■ Written request
Look through the data below. Collect every line where the word "JULIO" occurs.

-------- Dataset extract

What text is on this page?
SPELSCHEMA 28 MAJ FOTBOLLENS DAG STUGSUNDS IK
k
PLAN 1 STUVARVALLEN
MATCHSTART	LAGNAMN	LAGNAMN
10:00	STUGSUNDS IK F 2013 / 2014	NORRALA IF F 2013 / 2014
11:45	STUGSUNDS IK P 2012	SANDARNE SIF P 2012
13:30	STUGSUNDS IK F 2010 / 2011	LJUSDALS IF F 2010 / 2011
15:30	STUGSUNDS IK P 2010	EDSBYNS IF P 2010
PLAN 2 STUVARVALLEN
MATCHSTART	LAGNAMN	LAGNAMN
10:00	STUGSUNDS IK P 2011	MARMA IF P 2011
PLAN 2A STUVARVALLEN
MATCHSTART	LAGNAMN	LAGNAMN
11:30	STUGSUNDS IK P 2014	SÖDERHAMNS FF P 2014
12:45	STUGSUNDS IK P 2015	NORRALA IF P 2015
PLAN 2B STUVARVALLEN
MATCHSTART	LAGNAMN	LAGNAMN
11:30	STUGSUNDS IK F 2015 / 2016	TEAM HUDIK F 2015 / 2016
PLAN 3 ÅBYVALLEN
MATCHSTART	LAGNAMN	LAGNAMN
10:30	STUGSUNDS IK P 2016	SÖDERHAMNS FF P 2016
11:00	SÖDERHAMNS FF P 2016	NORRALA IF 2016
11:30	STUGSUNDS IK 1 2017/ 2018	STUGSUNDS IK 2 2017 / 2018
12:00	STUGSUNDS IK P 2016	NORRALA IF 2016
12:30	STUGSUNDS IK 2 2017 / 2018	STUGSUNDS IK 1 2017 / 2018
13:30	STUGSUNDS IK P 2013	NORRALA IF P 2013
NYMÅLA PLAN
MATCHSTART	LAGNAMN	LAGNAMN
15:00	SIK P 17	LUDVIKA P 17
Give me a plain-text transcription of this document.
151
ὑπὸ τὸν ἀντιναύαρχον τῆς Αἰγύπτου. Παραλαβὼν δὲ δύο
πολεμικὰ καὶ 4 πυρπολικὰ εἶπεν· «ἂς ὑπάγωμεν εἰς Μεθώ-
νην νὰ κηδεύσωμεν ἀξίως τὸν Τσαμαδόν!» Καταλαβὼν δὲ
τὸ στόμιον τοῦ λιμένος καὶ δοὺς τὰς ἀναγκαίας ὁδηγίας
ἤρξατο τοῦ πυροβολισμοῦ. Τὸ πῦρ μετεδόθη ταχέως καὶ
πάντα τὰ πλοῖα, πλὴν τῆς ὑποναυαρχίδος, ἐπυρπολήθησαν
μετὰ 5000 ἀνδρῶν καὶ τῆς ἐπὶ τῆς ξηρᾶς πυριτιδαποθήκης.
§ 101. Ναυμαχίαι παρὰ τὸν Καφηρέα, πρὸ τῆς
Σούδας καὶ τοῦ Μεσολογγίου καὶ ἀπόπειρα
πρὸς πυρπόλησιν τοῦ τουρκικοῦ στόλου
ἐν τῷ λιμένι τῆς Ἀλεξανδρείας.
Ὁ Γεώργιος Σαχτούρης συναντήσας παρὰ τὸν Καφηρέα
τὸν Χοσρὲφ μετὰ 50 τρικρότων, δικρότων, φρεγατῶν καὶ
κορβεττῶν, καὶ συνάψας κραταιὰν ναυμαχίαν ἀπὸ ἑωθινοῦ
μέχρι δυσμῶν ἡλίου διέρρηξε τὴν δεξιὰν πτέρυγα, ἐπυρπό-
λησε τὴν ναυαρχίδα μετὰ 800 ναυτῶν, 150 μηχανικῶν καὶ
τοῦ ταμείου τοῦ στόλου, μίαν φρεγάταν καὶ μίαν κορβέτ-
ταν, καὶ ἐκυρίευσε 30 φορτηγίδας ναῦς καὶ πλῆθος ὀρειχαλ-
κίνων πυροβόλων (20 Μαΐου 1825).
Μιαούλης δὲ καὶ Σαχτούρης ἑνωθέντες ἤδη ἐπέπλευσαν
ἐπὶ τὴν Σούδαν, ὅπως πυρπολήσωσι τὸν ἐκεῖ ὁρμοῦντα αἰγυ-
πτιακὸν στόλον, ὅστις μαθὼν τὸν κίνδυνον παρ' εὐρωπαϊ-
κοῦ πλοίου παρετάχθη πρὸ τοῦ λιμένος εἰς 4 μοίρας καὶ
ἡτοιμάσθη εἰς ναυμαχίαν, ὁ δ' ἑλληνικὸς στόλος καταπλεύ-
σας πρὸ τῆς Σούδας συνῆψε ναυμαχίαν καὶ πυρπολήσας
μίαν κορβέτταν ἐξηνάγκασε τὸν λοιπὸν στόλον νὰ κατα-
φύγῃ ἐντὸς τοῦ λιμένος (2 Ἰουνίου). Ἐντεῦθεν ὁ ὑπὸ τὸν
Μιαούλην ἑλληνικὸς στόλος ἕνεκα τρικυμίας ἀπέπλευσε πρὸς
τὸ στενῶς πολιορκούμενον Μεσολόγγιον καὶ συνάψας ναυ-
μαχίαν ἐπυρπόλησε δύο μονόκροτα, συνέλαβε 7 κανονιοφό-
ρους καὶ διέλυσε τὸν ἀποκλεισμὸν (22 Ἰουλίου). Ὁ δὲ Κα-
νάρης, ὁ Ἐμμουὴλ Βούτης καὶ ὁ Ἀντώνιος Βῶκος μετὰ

----------------
-------- Dataset extract

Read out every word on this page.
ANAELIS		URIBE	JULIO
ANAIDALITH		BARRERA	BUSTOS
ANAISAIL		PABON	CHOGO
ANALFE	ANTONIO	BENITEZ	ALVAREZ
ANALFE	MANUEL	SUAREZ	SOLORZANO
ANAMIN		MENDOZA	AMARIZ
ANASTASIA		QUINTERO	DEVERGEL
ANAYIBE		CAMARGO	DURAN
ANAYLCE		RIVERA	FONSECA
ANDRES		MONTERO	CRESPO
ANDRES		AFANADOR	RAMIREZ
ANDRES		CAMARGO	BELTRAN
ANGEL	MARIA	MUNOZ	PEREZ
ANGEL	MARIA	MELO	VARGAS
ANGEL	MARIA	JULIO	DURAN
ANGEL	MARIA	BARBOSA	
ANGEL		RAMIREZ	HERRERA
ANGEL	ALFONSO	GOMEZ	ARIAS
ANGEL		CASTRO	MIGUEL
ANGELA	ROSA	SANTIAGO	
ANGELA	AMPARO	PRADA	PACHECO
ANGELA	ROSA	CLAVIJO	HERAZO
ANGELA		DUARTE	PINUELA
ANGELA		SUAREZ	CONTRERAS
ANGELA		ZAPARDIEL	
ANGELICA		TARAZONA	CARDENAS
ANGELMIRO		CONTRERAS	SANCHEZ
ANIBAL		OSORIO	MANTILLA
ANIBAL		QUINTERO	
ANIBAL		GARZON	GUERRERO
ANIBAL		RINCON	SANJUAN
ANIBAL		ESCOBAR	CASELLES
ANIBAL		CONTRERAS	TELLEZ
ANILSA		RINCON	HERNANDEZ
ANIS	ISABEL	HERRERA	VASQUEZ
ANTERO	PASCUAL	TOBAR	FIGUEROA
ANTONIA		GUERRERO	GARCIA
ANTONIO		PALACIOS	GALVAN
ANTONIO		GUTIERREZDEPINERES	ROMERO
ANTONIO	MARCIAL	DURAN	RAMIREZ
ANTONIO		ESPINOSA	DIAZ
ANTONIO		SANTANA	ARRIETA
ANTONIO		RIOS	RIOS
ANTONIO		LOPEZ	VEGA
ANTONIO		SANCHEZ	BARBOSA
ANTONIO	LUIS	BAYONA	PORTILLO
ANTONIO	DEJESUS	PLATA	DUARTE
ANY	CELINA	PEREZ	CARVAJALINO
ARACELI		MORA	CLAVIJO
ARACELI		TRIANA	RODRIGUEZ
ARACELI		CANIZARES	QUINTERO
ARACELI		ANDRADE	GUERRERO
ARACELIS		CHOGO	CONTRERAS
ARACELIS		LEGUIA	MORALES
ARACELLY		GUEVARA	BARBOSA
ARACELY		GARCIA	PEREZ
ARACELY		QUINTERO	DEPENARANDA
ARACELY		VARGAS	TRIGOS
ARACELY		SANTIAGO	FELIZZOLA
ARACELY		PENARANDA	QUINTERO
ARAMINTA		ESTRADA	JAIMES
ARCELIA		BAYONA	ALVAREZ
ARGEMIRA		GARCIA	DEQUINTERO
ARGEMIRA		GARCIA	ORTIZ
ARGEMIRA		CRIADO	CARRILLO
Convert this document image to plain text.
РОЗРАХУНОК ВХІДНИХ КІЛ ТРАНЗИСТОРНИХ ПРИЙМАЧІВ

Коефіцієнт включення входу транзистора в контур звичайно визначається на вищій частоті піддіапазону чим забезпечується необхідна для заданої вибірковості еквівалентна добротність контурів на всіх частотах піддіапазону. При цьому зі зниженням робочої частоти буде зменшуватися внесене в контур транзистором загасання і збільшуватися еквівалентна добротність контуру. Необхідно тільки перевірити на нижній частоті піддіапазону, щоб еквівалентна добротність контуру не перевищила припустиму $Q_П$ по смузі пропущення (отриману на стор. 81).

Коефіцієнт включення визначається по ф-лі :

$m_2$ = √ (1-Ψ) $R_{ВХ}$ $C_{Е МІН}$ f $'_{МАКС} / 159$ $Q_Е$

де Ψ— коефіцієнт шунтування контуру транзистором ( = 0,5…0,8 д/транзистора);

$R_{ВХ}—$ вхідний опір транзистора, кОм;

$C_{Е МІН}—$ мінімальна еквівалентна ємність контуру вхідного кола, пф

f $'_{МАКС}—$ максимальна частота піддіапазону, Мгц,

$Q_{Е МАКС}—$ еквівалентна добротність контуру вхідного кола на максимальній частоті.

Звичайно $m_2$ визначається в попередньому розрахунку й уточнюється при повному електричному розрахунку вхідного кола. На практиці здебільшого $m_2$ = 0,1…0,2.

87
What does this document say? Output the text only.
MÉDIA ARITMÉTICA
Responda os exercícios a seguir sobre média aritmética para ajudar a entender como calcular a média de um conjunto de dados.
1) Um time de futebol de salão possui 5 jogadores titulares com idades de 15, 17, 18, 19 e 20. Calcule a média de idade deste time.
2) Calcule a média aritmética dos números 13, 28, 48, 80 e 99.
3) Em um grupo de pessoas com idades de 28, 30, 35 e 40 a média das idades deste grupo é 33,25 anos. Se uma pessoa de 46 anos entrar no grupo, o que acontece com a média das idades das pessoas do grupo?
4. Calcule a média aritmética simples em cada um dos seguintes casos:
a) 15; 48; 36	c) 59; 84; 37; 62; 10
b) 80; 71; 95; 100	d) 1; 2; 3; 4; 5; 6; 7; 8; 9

----------------

■ Output for this exercise
ANAELIS		URIBE	JULIO
ANGEL	MARIA	JULIO	DURAN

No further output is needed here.